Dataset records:
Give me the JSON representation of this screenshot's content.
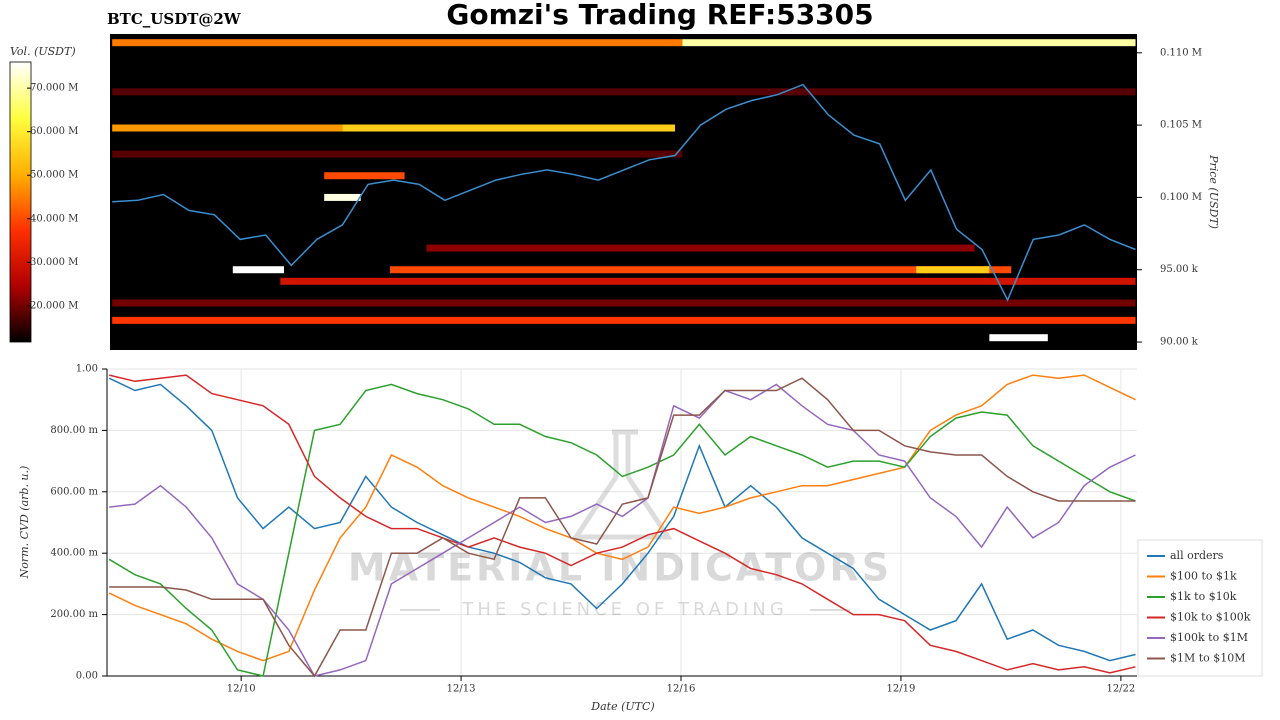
{
  "chart_data": [
    {
      "type": "heatmap",
      "title": "Gomzi's Trading REF:53305",
      "subtitle": "BTC_USDT@2W",
      "xlim": [
        8.17,
        22.22
      ],
      "ylim": [
        89450,
        111300
      ],
      "yticks": [
        {
          "value": 90000,
          "label": "90.00 k"
        },
        {
          "value": 95000,
          "label": "95.00 k"
        },
        {
          "value": 100000,
          "label": "0.100 M"
        },
        {
          "value": 105000,
          "label": "0.105 M"
        },
        {
          "value": 110000,
          "label": "0.110 M"
        }
      ],
      "ylabel": "Price (USDT)",
      "colorbar_label": "Vol. (USDT)",
      "clim": [
        11700000,
        76000000
      ],
      "cticks": [
        {
          "value": 20000000,
          "label": "20.000 M"
        },
        {
          "value": 30000000,
          "label": "30.000 M"
        },
        {
          "value": 40000000,
          "label": "40.000 M"
        },
        {
          "value": 50000000,
          "label": "50.000 M"
        },
        {
          "value": 60000000,
          "label": "60.000 M"
        },
        {
          "value": 70000000,
          "label": "70.000 M"
        }
      ],
      "colormap": [
        "#000000",
        "#b00000",
        "#ff3000",
        "#ffb000",
        "#ffff40",
        "#ffffff"
      ],
      "bands": [
        {
          "price": 110700,
          "start": 8.2,
          "end": 16.0,
          "volume": 45000000
        },
        {
          "price": 110700,
          "start": 16.0,
          "end": 22.2,
          "volume": 70000000
        },
        {
          "price": 107300,
          "start": 8.2,
          "end": 22.2,
          "volume": 18000000
        },
        {
          "price": 104800,
          "start": 8.2,
          "end": 11.35,
          "volume": 48000000
        },
        {
          "price": 104800,
          "start": 11.35,
          "end": 15.9,
          "volume": 55000000
        },
        {
          "price": 103000,
          "start": 8.2,
          "end": 16.0,
          "volume": 18000000
        },
        {
          "price": 101500,
          "start": 11.1,
          "end": 12.2,
          "volume": 40000000
        },
        {
          "price": 100000,
          "start": 11.1,
          "end": 11.6,
          "volume": 74000000
        },
        {
          "price": 96500,
          "start": 12.5,
          "end": 20.0,
          "volume": 22000000
        },
        {
          "price": 95000,
          "start": 12.0,
          "end": 20.5,
          "volume": 40000000
        },
        {
          "price": 95000,
          "start": 19.2,
          "end": 20.2,
          "volume": 55000000
        },
        {
          "price": 95000,
          "start": 9.85,
          "end": 10.55,
          "volume": 76000000
        },
        {
          "price": 94200,
          "start": 10.5,
          "end": 22.2,
          "volume": 30000000
        },
        {
          "price": 92700,
          "start": 8.2,
          "end": 22.2,
          "volume": 20000000
        },
        {
          "price": 91500,
          "start": 8.2,
          "end": 22.2,
          "volume": 38000000
        },
        {
          "price": 90300,
          "start": 20.2,
          "end": 21.0,
          "volume": 76000000
        }
      ],
      "price_color": "#3a8fd0",
      "x": [
        8.2,
        8.55,
        8.9,
        9.25,
        9.6,
        9.95,
        10.3,
        10.65,
        11.0,
        11.35,
        11.7,
        12.05,
        12.4,
        12.75,
        13.1,
        13.45,
        13.8,
        14.15,
        14.5,
        14.85,
        15.2,
        15.55,
        15.9,
        16.25,
        16.6,
        16.95,
        17.3,
        17.65,
        18.0,
        18.35,
        18.7,
        19.05,
        19.4,
        19.75,
        20.1,
        20.45,
        20.8,
        21.15,
        21.5,
        21.85,
        22.2
      ],
      "price": [
        99700,
        99800,
        100200,
        99100,
        98800,
        97100,
        97400,
        95300,
        97100,
        98100,
        100900,
        101200,
        100900,
        99800,
        100500,
        101200,
        101600,
        101900,
        101600,
        101200,
        101900,
        102600,
        102900,
        105000,
        106100,
        106700,
        107100,
        107800,
        105700,
        104300,
        103700,
        99800,
        101900,
        97800,
        96400,
        92900,
        97100,
        97400,
        98100,
        97100,
        96400
      ]
    },
    {
      "type": "line",
      "xlim": [
        8.17,
        22.22
      ],
      "xticks": [
        {
          "value": 10,
          "label": "12/10"
        },
        {
          "value": 13,
          "label": "12/13"
        },
        {
          "value": 16,
          "label": "12/16"
        },
        {
          "value": 19,
          "label": "12/19"
        },
        {
          "value": 22,
          "label": "12/22"
        }
      ],
      "ylim": [
        0,
        1
      ],
      "yticks": [
        {
          "value": 0,
          "label": "0.00"
        },
        {
          "value": 0.2,
          "label": "200.00 m"
        },
        {
          "value": 0.4,
          "label": "400.00 m"
        },
        {
          "value": 0.6,
          "label": "600.00 m"
        },
        {
          "value": 0.8,
          "label": "800.00 m"
        },
        {
          "value": 1,
          "label": "1.00"
        }
      ],
      "xlabel": "Date (UTC)",
      "ylabel": "Norm. CVD (arb. u.)",
      "grid": true,
      "x": [
        8.2,
        8.55,
        8.9,
        9.25,
        9.6,
        9.95,
        10.3,
        10.65,
        11.0,
        11.35,
        11.7,
        12.05,
        12.4,
        12.75,
        13.1,
        13.45,
        13.8,
        14.15,
        14.5,
        14.85,
        15.2,
        15.55,
        15.9,
        16.25,
        16.6,
        16.95,
        17.3,
        17.65,
        18.0,
        18.35,
        18.7,
        19.05,
        19.4,
        19.75,
        20.1,
        20.45,
        20.8,
        21.15,
        21.5,
        21.85,
        22.2
      ],
      "series": [
        {
          "name": "all orders",
          "color": "#1f77b4",
          "values": [
            0.97,
            0.93,
            0.95,
            0.88,
            0.8,
            0.58,
            0.48,
            0.55,
            0.48,
            0.5,
            0.65,
            0.55,
            0.5,
            0.46,
            0.42,
            0.4,
            0.37,
            0.32,
            0.3,
            0.22,
            0.3,
            0.4,
            0.52,
            0.75,
            0.55,
            0.62,
            0.55,
            0.45,
            0.4,
            0.35,
            0.25,
            0.2,
            0.15,
            0.18,
            0.3,
            0.12,
            0.15,
            0.1,
            0.08,
            0.05,
            0.07
          ]
        },
        {
          "name": "$100 to $1k",
          "color": "#ff7f0e",
          "values": [
            0.27,
            0.23,
            0.2,
            0.17,
            0.12,
            0.08,
            0.05,
            0.08,
            0.28,
            0.45,
            0.55,
            0.72,
            0.68,
            0.62,
            0.58,
            0.55,
            0.52,
            0.48,
            0.45,
            0.4,
            0.38,
            0.42,
            0.55,
            0.53,
            0.55,
            0.58,
            0.6,
            0.62,
            0.62,
            0.64,
            0.66,
            0.68,
            0.8,
            0.85,
            0.88,
            0.95,
            0.98,
            0.97,
            0.98,
            0.94,
            0.9
          ]
        },
        {
          "name": "$1k to $10k",
          "color": "#2ca02c",
          "values": [
            0.38,
            0.33,
            0.3,
            0.22,
            0.15,
            0.02,
            0.0,
            0.4,
            0.8,
            0.82,
            0.93,
            0.95,
            0.92,
            0.9,
            0.87,
            0.82,
            0.82,
            0.78,
            0.76,
            0.72,
            0.65,
            0.68,
            0.72,
            0.82,
            0.72,
            0.78,
            0.75,
            0.72,
            0.68,
            0.7,
            0.7,
            0.68,
            0.78,
            0.84,
            0.86,
            0.85,
            0.75,
            0.7,
            0.65,
            0.6,
            0.57
          ]
        },
        {
          "name": "$10k to $100k",
          "color": "#d62728",
          "values": [
            0.98,
            0.96,
            0.97,
            0.98,
            0.92,
            0.9,
            0.88,
            0.82,
            0.65,
            0.58,
            0.52,
            0.48,
            0.48,
            0.45,
            0.42,
            0.45,
            0.42,
            0.4,
            0.36,
            0.4,
            0.42,
            0.46,
            0.48,
            0.44,
            0.4,
            0.35,
            0.33,
            0.3,
            0.25,
            0.2,
            0.2,
            0.18,
            0.1,
            0.08,
            0.05,
            0.02,
            0.04,
            0.02,
            0.03,
            0.01,
            0.03
          ]
        },
        {
          "name": "$100k to $1M",
          "color": "#9467bd",
          "values": [
            0.55,
            0.56,
            0.62,
            0.55,
            0.45,
            0.3,
            0.25,
            0.15,
            0.0,
            0.02,
            0.05,
            0.3,
            0.35,
            0.4,
            0.45,
            0.5,
            0.55,
            0.5,
            0.52,
            0.56,
            0.52,
            0.58,
            0.88,
            0.84,
            0.93,
            0.9,
            0.95,
            0.88,
            0.82,
            0.8,
            0.72,
            0.7,
            0.58,
            0.52,
            0.42,
            0.55,
            0.45,
            0.5,
            0.62,
            0.68,
            0.72
          ]
        },
        {
          "name": "$1M to $10M",
          "color": "#8c564b",
          "values": [
            0.29,
            0.29,
            0.29,
            0.28,
            0.25,
            0.25,
            0.25,
            0.1,
            0.0,
            0.15,
            0.15,
            0.4,
            0.4,
            0.45,
            0.4,
            0.38,
            0.58,
            0.58,
            0.45,
            0.43,
            0.56,
            0.58,
            0.85,
            0.85,
            0.93,
            0.93,
            0.93,
            0.97,
            0.9,
            0.8,
            0.8,
            0.75,
            0.73,
            0.72,
            0.72,
            0.65,
            0.6,
            0.57,
            0.57,
            0.57,
            0.57
          ]
        }
      ],
      "legend": "lower right"
    }
  ],
  "watermark": {
    "name": "MATERIAL INDICATORS",
    "tagline": "THE SCIENCE OF TRADING"
  }
}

**Goal**
Report how many lines of the data contain the word "ylabel", using the number alone.

**The output**
2